Your goal
Report each line of the data that has "สมเด" somewhere in it.
--- Begin Provided records ---
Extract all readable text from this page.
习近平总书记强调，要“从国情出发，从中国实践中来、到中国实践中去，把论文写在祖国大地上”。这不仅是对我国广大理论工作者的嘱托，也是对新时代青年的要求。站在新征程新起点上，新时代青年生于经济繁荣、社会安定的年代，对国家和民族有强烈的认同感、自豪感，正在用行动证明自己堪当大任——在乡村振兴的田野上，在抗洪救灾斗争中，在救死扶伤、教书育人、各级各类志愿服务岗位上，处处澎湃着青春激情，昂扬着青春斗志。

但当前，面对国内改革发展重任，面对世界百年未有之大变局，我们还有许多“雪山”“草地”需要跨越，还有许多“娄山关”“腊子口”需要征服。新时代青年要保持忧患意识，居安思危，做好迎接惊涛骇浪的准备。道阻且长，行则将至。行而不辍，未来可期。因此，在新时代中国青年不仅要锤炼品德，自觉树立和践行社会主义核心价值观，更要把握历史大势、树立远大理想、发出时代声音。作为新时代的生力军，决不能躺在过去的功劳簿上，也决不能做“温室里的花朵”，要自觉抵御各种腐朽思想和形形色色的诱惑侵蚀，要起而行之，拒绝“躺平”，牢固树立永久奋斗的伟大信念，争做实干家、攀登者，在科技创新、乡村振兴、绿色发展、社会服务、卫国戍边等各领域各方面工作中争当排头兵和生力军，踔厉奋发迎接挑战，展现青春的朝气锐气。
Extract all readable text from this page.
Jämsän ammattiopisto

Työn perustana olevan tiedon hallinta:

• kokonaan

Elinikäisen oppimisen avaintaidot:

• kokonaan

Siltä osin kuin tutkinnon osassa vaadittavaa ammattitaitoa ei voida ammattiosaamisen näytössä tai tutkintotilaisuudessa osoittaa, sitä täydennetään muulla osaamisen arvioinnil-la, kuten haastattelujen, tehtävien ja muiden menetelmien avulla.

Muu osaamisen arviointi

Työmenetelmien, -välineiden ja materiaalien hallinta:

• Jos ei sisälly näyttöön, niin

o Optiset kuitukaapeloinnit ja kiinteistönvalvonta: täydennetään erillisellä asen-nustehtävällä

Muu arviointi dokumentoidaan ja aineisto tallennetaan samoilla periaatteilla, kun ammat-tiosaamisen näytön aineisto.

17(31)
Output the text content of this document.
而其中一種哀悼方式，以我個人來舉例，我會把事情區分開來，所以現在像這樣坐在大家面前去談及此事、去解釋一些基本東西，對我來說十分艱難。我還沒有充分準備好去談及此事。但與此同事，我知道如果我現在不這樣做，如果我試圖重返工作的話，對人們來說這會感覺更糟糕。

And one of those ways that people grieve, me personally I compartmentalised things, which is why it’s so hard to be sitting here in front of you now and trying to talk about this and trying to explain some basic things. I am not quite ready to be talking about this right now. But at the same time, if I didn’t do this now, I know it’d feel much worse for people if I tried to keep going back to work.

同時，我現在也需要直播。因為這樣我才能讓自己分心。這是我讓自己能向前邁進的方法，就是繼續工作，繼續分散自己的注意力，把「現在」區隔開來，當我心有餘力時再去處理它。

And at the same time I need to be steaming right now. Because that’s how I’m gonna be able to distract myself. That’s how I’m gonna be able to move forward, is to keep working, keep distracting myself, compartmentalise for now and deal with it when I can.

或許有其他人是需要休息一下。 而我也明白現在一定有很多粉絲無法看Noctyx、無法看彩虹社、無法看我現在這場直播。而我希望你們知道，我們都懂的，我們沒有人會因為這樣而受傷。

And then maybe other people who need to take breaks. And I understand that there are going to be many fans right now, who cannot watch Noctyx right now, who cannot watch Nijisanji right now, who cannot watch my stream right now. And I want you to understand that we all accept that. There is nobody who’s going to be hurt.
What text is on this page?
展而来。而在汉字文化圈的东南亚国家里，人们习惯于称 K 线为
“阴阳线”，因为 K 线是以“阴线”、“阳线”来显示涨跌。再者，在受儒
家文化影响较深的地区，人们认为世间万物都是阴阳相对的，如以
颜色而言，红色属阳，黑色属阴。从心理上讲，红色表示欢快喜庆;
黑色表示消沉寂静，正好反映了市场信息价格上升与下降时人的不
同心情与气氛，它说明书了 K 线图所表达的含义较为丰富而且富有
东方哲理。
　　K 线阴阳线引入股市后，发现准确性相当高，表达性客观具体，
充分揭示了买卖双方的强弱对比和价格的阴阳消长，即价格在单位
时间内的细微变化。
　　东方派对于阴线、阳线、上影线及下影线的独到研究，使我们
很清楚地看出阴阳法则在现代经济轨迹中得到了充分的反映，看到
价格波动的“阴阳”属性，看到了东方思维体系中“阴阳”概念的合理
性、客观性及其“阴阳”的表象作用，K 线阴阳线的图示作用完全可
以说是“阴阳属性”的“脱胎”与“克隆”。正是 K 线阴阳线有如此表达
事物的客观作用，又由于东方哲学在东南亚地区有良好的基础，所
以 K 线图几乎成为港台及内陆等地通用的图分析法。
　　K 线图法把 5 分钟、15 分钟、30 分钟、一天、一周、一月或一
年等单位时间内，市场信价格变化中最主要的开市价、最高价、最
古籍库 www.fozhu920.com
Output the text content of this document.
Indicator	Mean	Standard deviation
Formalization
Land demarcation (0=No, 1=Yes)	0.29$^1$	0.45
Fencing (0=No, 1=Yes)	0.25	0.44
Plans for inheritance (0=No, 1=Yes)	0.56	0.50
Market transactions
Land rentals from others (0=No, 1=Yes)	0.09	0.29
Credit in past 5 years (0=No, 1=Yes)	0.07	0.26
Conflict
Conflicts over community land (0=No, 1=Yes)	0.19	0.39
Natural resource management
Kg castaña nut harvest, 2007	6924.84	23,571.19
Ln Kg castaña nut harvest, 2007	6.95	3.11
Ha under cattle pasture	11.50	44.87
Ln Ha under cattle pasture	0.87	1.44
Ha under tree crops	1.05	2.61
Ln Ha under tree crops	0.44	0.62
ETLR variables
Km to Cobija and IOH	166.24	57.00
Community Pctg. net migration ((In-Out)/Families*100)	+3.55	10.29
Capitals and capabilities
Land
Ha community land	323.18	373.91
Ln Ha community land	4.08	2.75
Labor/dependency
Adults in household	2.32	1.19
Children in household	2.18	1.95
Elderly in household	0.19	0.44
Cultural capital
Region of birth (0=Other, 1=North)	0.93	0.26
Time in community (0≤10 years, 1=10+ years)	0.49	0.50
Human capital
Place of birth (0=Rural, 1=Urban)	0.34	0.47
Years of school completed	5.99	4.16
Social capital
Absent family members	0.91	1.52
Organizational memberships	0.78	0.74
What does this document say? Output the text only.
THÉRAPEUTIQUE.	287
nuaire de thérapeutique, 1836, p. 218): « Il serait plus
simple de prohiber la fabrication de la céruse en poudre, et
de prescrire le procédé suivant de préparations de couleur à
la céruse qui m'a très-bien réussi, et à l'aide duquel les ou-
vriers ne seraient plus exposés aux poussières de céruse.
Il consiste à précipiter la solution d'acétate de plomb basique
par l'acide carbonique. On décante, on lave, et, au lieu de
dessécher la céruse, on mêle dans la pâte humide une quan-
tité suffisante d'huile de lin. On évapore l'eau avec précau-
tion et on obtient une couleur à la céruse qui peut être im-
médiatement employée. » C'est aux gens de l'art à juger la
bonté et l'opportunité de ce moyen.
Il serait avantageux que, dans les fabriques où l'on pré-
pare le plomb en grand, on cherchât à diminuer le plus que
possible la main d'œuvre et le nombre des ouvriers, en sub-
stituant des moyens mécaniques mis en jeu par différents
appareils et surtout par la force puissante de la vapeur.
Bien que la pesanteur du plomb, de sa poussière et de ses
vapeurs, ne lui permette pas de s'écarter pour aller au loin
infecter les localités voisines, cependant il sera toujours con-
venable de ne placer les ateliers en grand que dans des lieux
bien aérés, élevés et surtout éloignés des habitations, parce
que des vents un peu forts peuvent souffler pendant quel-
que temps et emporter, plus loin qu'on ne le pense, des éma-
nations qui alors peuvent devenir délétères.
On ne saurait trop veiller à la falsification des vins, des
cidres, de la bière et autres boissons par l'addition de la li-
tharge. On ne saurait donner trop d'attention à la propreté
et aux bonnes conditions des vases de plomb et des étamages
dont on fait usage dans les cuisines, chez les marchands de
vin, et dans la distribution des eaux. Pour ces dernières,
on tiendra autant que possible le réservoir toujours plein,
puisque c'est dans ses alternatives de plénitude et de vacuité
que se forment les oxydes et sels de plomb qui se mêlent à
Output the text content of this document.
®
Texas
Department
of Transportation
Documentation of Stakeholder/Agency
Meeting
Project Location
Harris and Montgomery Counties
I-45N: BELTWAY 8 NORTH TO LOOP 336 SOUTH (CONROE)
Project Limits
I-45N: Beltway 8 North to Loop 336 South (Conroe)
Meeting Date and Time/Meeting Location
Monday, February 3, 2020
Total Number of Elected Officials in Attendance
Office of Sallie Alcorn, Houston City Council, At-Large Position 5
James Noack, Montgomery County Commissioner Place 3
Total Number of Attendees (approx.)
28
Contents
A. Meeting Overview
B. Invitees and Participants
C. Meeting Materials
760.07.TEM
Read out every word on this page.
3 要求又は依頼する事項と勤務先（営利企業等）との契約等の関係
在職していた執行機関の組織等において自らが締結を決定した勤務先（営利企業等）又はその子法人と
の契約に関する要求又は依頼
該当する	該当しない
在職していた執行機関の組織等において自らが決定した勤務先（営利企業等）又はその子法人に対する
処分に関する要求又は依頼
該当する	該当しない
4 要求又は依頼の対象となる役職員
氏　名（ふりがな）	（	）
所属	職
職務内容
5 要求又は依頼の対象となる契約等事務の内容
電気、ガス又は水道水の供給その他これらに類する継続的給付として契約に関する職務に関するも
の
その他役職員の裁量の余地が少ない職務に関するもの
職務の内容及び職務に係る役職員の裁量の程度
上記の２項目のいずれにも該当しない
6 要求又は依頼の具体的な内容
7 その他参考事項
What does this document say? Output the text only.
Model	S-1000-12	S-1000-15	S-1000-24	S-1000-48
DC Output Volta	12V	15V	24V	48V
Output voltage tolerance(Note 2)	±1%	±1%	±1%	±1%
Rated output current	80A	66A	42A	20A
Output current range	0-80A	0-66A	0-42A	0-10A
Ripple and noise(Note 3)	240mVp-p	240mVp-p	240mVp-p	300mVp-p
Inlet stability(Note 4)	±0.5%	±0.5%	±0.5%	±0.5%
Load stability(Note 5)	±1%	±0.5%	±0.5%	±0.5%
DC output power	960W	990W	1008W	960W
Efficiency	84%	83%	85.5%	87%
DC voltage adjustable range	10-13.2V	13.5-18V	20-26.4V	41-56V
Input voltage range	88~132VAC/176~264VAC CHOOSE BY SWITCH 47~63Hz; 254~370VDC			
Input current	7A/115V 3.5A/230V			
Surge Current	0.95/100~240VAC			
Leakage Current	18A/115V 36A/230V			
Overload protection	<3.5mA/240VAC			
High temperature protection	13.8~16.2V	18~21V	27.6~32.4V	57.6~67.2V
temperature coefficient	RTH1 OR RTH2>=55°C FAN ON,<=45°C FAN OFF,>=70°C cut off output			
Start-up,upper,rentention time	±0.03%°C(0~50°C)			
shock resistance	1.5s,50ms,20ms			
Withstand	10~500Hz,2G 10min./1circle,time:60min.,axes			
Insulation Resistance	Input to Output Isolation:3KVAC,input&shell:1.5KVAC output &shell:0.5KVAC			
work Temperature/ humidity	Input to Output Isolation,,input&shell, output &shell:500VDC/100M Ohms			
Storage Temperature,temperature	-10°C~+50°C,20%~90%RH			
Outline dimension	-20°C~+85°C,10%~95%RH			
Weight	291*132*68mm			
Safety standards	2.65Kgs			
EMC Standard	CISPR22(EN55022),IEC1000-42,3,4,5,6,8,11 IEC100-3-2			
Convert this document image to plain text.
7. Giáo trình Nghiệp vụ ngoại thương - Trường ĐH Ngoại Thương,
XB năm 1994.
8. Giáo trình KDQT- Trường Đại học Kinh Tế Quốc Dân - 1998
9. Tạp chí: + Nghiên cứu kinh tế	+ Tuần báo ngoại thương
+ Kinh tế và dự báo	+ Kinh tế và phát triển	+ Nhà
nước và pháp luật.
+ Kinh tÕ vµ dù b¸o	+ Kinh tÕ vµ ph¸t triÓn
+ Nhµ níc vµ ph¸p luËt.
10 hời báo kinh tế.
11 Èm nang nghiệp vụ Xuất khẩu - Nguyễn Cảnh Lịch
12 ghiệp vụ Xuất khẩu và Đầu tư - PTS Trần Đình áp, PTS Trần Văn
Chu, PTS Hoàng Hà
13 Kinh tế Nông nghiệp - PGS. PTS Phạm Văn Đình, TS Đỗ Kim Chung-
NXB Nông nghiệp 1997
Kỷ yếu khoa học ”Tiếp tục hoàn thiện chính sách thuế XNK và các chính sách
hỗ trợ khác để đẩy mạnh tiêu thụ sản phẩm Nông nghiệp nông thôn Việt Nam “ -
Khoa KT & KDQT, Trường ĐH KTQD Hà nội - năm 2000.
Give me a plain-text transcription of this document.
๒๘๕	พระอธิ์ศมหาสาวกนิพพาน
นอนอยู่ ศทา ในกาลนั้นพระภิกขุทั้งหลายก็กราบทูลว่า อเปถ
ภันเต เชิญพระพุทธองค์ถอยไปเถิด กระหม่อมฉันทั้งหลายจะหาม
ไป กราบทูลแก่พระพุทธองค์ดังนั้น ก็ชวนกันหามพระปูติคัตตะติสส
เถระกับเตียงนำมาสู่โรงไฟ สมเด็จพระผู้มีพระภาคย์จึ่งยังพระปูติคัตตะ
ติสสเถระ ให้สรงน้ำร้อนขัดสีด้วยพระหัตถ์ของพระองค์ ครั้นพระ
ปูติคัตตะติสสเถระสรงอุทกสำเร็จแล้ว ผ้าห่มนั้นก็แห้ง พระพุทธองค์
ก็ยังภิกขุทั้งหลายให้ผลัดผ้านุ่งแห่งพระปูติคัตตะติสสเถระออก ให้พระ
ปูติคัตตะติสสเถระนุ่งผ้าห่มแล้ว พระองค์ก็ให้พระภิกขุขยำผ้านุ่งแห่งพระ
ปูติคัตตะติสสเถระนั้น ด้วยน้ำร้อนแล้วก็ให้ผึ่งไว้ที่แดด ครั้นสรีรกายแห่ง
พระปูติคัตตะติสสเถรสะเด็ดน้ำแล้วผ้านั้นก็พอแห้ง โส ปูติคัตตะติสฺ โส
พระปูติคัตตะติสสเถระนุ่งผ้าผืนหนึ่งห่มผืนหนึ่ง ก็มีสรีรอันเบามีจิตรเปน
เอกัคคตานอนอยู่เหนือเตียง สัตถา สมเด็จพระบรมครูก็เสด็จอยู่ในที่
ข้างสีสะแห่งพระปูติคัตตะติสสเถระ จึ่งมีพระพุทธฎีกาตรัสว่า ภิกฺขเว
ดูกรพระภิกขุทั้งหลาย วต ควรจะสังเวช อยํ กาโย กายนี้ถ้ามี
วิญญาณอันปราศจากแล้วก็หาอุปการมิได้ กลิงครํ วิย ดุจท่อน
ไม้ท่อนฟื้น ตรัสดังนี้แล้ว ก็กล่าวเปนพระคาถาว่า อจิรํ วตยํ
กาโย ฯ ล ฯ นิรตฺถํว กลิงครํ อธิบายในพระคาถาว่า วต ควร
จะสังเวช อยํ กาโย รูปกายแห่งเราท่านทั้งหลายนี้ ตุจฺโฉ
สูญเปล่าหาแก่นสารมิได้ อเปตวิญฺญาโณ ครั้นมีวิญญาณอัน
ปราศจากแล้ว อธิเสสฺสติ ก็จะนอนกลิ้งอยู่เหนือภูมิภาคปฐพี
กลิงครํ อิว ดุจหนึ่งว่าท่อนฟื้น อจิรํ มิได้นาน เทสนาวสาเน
--- End Provided records ---
Output for this task
เถระกับเตียงนำมาสู่โรงไฟ สมเด็จพระผู้มีพระภาคย์จึ่งยังพระปูติคัตตะ
เอกัคคตานอนอยู่เหนือเตียง สัตถา สมเด็จพระบรมครูก็เสด็จอยู่ในที่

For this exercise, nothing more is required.